PROBLEM TO WORK ON »
Below are the records. Gather each line that holds "assay".

PROVIDED RECORDS »
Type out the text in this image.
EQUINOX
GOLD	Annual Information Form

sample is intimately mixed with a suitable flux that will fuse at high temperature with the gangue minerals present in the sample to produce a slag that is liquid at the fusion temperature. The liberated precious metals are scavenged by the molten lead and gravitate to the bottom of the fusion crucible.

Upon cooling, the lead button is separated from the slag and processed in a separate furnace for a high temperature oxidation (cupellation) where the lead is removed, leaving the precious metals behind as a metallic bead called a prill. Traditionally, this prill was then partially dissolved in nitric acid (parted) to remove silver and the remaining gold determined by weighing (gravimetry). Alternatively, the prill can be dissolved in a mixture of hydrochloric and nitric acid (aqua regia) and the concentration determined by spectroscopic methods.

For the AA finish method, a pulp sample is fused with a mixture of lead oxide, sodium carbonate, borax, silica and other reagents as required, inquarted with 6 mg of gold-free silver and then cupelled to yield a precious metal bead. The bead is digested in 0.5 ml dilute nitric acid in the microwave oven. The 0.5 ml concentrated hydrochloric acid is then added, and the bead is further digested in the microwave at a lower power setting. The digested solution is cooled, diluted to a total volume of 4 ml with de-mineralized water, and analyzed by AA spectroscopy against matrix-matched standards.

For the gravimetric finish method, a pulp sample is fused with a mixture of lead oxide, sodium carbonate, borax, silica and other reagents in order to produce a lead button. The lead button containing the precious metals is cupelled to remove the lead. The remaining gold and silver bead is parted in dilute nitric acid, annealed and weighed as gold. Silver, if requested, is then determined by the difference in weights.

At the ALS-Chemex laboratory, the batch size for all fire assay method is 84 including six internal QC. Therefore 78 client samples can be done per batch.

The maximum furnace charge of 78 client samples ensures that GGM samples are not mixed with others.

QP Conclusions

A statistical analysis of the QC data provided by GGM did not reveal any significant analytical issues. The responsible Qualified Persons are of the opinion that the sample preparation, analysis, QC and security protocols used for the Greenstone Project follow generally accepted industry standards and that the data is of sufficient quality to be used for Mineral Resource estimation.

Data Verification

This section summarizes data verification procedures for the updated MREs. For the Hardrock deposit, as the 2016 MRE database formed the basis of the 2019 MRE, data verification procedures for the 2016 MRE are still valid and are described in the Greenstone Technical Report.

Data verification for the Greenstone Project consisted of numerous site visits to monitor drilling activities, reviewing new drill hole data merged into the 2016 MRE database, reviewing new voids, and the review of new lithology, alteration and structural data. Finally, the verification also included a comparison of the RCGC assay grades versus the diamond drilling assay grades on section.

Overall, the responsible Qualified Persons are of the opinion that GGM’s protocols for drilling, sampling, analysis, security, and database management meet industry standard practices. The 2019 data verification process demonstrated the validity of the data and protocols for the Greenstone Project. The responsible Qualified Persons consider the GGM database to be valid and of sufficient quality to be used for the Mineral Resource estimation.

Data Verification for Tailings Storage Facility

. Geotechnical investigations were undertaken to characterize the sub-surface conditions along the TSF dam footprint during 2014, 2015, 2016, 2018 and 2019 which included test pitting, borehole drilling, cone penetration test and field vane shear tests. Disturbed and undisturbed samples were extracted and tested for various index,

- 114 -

RESULT OF THIS TASK »
At the ALS-Chemex laboratory, the batch size for all fire assay method is 84 including six internal QC. Therefore 78 client samples can be done per batch.
Data verification for the Greenstone Project consisted of numerous site visits to monitor drilling activities, reviewing new drill hole data merged into the 2016 MRE database, reviewing new voids, and the review of new lithology, alteration and structural data. Finally, the verification also included a comparison of the RCGC assay grades versus the diamond drilling assay grades on section.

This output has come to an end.